** begin **

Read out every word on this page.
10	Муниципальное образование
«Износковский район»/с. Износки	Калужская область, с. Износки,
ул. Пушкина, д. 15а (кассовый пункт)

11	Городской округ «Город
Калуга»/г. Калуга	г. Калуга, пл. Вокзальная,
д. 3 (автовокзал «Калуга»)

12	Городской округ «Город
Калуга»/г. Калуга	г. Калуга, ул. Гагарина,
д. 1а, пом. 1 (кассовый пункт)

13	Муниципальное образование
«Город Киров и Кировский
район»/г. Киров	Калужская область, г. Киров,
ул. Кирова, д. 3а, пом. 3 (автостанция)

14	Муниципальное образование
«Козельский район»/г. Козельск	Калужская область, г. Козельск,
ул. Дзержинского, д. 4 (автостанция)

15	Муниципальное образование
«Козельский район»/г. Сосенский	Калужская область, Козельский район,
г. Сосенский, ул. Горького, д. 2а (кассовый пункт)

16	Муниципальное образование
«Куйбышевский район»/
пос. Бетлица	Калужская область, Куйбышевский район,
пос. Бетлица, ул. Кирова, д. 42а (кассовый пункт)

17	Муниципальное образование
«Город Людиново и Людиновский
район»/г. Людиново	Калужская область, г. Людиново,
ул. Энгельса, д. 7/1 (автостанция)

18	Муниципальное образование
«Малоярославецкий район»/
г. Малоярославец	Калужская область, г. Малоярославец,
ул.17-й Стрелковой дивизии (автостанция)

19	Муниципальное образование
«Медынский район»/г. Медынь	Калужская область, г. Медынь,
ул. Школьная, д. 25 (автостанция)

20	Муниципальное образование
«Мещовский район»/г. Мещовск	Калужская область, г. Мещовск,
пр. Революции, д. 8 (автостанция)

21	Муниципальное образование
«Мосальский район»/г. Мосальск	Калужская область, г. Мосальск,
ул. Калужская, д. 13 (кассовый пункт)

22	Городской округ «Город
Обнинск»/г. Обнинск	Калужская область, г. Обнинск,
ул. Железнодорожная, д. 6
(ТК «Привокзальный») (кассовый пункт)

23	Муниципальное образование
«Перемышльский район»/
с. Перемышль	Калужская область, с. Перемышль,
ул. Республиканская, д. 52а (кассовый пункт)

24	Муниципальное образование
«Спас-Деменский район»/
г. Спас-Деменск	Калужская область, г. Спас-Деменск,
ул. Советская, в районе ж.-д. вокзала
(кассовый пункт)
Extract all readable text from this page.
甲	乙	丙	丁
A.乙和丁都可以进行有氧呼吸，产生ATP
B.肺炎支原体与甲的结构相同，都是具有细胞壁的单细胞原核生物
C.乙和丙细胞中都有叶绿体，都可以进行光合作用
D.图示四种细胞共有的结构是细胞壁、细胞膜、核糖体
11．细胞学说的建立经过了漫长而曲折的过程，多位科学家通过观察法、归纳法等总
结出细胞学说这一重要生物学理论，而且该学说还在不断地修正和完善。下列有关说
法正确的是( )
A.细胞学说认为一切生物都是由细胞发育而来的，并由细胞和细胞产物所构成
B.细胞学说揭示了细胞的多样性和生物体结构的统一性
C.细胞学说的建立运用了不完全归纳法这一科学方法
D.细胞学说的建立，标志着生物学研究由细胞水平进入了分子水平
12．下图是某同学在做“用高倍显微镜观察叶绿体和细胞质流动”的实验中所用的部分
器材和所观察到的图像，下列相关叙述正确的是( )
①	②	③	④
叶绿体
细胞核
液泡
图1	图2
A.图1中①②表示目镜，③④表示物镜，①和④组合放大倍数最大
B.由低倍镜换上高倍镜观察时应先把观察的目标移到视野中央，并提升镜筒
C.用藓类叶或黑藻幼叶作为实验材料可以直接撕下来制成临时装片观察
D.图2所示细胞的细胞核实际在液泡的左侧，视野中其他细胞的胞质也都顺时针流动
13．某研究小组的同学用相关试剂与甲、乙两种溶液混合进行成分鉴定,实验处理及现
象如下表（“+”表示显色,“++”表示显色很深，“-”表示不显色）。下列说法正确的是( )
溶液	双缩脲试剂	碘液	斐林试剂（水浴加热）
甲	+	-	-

** end **

* **Requirement**
Copy every line that contains the string "кассовый".

* **Answer below**
ул. Пушкина, д. 15а (кассовый пункт)
д. 1а, пом. 1 (кассовый пункт)
г. Сосенский, ул. Горького, д. 2а (кассовый пункт)
пос. Бетлица, ул. Кирова, д. 42а (кассовый пункт)
ул. Калужская, д. 13 (кассовый пункт)
(ТК «Привокзальный») (кассовый пункт)
ул. Республиканская, д. 52а (кассовый пункт)
(кассовый пункт)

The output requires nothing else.